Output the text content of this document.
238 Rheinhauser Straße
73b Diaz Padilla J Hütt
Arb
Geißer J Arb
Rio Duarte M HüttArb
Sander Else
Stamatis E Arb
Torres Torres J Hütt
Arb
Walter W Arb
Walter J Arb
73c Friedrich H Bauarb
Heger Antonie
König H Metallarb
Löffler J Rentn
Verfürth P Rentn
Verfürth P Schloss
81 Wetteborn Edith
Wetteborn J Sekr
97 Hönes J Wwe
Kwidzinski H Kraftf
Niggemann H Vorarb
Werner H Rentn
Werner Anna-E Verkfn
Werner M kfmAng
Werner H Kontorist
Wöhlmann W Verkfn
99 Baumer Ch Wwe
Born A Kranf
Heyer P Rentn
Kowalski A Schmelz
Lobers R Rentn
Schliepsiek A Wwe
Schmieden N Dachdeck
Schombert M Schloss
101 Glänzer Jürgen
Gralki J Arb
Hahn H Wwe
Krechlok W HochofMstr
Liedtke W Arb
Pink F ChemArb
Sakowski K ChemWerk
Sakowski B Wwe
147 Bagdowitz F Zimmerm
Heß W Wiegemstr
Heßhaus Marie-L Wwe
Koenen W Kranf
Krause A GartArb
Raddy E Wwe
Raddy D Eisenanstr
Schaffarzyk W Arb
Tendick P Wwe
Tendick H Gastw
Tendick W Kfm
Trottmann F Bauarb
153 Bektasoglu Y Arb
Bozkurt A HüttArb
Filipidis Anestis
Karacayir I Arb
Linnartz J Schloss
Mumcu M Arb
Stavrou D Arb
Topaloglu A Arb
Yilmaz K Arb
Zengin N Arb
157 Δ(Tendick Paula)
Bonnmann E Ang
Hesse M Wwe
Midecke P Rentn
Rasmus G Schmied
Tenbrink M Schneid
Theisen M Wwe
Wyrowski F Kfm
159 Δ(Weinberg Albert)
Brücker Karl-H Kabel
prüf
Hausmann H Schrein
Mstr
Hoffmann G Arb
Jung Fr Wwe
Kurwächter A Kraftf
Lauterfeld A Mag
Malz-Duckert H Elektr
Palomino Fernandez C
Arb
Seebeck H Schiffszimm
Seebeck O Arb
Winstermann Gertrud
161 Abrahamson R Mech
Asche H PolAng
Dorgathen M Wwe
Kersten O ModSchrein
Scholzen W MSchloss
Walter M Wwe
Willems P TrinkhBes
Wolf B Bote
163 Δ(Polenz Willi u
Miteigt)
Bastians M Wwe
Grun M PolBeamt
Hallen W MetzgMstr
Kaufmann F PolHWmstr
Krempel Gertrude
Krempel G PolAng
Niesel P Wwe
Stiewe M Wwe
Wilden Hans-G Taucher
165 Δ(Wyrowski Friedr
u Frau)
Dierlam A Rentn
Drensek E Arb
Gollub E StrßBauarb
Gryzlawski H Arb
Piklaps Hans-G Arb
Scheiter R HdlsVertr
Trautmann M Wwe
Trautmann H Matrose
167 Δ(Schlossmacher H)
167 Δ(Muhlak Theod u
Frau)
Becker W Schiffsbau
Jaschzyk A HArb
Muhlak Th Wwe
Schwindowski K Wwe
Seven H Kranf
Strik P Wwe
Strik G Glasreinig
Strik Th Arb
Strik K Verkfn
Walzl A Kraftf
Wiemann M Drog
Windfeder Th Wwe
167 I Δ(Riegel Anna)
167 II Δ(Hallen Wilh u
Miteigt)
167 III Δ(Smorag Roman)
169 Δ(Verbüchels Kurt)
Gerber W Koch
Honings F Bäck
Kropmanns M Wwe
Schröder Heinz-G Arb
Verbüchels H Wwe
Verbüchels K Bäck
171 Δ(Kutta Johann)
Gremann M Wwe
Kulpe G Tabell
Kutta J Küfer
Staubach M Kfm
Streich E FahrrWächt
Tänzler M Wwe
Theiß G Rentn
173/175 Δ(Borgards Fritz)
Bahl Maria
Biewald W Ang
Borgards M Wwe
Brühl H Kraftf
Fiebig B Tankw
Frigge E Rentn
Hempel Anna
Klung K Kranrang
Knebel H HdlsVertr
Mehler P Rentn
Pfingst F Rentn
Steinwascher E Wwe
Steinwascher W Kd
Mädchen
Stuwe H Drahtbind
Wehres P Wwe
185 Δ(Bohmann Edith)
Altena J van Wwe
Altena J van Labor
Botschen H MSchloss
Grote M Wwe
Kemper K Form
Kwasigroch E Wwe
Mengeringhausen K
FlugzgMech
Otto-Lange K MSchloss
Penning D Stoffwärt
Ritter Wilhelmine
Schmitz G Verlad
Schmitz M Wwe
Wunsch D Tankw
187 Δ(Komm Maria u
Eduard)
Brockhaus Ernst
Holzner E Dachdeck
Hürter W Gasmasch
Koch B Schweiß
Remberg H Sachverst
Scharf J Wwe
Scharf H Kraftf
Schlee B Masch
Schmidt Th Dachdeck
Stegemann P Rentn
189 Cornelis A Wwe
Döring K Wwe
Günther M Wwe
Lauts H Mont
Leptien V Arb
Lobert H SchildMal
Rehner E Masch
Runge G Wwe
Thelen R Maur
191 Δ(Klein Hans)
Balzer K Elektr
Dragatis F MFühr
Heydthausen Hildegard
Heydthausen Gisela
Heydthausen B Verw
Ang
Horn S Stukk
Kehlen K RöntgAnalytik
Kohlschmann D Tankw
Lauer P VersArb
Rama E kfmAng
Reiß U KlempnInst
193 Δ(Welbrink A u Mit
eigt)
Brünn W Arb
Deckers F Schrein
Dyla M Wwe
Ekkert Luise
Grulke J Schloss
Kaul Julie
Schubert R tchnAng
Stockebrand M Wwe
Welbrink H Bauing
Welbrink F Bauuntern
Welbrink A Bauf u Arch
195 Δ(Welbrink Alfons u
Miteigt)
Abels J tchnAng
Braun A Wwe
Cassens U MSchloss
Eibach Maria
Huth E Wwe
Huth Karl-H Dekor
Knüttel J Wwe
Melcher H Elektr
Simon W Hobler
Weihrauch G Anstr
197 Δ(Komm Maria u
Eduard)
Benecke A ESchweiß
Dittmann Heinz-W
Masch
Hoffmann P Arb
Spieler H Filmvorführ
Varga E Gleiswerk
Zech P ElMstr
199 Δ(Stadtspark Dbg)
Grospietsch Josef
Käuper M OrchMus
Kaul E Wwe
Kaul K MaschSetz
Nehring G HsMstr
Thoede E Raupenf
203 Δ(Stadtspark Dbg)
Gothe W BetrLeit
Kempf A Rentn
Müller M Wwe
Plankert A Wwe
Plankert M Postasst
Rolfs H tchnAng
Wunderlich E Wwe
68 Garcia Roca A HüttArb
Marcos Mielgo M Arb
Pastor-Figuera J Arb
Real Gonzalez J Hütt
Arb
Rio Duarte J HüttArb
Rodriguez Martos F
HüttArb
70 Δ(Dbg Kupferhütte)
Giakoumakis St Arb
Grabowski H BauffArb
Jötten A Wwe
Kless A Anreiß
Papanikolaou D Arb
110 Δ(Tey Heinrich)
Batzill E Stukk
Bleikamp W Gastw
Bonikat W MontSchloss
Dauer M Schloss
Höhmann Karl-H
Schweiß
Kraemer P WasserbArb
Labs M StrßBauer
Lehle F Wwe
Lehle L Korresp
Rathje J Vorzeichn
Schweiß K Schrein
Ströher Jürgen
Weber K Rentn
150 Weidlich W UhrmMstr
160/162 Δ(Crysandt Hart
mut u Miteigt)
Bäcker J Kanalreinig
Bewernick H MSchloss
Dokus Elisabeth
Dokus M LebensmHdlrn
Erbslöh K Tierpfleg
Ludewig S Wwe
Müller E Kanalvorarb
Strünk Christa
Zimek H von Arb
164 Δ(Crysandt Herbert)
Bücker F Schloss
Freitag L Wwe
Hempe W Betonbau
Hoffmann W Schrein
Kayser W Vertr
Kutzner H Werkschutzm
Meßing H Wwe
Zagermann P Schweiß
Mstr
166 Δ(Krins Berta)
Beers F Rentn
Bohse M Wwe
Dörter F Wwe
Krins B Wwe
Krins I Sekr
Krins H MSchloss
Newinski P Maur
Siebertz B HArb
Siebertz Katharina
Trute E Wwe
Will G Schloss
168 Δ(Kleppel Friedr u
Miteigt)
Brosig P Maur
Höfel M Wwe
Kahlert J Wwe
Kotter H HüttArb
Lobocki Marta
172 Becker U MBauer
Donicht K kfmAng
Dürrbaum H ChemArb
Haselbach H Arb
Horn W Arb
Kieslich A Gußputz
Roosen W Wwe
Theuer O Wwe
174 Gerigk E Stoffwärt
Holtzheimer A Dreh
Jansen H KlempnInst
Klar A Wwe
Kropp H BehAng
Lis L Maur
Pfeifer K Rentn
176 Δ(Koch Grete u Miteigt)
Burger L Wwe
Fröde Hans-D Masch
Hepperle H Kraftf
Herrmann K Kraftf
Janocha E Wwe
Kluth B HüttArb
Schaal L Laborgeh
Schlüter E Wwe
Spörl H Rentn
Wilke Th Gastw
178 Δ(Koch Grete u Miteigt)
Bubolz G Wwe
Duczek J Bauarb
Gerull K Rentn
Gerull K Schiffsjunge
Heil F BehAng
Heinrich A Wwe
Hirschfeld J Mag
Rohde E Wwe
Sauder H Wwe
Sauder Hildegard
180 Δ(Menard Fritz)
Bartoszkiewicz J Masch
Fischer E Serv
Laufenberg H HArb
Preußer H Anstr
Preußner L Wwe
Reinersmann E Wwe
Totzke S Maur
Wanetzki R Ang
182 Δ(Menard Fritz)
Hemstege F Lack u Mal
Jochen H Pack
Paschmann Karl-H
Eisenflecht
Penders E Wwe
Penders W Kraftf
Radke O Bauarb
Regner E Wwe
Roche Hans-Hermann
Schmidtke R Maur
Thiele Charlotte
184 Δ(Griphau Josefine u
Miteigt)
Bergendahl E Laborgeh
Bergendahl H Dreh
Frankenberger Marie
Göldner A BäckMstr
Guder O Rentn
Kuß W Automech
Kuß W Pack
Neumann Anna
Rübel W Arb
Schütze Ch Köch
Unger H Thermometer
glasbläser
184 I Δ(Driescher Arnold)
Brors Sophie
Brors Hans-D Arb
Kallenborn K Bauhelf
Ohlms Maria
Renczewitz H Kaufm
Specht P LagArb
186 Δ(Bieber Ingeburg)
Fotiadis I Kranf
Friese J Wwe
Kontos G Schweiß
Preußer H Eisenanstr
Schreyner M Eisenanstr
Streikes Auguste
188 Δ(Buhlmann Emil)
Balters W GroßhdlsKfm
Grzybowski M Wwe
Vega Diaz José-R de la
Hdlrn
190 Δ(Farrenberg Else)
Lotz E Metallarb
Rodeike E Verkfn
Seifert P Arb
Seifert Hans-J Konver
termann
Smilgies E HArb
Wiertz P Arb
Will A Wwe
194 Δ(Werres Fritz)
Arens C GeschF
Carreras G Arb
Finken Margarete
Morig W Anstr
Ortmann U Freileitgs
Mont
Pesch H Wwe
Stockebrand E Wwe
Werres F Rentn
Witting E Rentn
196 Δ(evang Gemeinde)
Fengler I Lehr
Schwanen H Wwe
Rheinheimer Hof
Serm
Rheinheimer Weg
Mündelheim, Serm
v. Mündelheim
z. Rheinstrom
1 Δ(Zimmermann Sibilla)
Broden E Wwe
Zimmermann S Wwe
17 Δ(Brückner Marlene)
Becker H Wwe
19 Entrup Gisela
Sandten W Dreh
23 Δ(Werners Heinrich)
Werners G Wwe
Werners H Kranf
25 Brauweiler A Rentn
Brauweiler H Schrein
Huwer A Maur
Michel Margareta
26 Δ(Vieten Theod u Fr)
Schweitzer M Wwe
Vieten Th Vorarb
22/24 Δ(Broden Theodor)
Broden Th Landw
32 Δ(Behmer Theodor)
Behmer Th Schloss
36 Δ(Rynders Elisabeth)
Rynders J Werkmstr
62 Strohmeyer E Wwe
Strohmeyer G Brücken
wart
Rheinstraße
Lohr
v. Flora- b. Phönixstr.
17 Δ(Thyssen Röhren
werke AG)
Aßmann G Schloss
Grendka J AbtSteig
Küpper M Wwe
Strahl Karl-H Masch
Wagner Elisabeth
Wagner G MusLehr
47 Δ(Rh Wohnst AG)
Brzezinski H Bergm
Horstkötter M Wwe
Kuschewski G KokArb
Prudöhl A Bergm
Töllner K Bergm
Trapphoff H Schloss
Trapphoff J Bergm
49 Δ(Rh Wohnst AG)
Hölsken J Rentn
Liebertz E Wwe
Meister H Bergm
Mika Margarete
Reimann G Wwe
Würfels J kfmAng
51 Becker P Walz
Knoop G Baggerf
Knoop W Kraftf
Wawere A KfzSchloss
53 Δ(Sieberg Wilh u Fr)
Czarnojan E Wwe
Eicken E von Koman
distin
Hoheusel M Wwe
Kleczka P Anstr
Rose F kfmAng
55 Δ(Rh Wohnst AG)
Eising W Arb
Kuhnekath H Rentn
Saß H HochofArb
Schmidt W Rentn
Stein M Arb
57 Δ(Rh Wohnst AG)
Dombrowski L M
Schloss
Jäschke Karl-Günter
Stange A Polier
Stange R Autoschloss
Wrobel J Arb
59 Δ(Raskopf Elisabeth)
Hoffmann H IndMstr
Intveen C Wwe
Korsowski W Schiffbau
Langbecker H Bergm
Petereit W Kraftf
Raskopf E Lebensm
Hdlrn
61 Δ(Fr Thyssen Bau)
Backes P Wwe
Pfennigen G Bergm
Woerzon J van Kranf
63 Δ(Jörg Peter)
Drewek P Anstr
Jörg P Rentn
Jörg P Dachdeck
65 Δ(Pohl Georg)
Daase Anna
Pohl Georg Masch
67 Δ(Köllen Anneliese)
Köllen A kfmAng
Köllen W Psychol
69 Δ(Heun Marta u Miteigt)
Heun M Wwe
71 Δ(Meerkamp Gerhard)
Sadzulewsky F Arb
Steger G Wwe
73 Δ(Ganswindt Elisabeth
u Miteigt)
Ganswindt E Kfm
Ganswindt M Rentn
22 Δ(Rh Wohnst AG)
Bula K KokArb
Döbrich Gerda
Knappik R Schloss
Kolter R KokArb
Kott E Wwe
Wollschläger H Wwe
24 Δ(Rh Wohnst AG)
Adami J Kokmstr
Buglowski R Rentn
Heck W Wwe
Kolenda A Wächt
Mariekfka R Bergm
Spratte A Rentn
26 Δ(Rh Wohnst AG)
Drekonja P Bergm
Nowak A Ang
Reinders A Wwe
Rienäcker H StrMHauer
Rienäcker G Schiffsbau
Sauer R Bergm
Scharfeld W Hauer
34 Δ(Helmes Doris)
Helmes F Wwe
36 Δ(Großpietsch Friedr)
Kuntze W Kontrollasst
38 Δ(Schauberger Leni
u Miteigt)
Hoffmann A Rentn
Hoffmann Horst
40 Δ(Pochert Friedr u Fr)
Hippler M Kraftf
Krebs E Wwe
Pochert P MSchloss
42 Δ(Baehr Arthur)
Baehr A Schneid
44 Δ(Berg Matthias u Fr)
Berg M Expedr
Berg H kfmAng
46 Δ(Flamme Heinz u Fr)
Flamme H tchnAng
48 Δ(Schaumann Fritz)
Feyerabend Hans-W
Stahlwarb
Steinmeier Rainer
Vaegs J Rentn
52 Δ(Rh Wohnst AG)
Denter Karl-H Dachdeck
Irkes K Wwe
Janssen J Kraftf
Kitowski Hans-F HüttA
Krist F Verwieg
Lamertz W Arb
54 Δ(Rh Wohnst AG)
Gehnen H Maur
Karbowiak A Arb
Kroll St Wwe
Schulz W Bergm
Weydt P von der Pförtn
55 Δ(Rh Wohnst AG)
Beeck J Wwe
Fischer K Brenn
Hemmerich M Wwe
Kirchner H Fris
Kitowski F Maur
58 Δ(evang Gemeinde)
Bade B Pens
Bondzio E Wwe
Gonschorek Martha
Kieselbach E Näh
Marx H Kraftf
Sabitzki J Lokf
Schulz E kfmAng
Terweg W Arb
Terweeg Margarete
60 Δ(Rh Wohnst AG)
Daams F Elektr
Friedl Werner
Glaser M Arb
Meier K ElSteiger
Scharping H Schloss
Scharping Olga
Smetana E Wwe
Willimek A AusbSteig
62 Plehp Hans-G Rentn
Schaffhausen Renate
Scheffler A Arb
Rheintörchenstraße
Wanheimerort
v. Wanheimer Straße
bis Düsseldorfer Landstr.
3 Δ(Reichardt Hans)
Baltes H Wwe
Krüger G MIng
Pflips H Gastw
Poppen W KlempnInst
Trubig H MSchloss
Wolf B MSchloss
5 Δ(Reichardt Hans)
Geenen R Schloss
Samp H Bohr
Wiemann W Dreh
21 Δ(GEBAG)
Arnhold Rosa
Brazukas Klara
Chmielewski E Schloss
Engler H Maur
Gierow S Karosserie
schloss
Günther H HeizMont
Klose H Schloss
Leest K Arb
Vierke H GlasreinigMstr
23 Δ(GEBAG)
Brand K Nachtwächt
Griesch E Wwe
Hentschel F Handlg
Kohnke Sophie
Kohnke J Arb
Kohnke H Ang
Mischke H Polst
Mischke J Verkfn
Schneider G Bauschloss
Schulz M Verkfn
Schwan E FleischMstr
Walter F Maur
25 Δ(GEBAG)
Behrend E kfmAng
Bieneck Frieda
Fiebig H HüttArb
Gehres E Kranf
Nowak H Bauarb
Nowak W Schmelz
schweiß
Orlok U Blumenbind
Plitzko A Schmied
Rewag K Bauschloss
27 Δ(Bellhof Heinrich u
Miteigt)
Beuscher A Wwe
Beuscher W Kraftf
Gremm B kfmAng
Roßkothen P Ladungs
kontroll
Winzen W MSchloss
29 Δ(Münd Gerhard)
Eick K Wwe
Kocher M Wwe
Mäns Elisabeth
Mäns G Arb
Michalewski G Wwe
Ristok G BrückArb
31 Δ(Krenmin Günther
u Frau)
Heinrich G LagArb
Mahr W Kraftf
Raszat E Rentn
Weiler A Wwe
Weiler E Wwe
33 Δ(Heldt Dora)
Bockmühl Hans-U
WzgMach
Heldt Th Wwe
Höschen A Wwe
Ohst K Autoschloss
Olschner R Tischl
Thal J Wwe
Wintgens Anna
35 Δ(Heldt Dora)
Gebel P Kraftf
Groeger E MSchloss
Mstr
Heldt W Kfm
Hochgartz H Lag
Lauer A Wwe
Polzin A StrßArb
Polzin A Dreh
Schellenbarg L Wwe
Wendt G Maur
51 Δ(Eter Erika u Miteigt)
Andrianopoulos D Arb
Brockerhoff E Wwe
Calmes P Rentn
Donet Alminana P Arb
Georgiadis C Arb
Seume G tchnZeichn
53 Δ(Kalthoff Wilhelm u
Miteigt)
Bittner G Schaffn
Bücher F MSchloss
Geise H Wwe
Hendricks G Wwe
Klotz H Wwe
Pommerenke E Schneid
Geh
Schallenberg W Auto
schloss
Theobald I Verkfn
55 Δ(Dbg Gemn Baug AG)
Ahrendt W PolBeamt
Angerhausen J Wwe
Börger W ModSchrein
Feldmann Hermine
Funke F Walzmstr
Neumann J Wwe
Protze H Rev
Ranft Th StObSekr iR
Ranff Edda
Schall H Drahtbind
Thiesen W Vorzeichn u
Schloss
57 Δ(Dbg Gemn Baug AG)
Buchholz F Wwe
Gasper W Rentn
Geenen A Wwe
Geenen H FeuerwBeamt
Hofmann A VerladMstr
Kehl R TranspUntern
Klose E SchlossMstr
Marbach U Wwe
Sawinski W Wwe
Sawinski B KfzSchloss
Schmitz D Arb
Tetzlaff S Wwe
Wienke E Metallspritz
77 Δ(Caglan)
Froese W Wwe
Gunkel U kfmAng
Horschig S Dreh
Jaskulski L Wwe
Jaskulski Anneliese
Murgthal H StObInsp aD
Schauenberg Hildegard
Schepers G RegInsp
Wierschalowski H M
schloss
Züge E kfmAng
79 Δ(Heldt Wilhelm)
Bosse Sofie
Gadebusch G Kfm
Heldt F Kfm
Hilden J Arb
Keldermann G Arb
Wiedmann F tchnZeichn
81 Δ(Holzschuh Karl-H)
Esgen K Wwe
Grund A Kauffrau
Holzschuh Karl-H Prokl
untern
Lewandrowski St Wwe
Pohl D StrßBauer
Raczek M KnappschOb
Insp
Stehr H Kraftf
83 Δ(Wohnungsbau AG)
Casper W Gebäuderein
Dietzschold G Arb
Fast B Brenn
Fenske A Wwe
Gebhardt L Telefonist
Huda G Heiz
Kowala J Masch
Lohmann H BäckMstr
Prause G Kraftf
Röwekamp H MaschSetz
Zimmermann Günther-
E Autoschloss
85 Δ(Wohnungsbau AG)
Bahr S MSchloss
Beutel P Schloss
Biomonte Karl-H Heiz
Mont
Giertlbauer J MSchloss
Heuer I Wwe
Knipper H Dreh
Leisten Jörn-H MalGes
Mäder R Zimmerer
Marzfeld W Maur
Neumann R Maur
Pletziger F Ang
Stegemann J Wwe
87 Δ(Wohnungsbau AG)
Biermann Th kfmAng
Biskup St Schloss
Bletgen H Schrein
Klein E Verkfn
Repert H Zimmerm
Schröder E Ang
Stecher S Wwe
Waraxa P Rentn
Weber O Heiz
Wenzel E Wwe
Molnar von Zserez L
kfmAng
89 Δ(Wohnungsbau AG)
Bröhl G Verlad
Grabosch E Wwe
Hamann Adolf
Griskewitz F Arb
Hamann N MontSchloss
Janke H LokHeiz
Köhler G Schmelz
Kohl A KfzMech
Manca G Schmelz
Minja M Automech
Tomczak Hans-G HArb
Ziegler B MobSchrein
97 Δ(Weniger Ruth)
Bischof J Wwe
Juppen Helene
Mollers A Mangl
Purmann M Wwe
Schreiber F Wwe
◆ ◆ ◆ ◆ ◆ ◆ ◆
## Exercise objective
All lines above containing the string "Vorzeichn" are to be collected.

## Answer to this exercise
Rathje J Vorzeichn
Thiesen W Vorzeichn u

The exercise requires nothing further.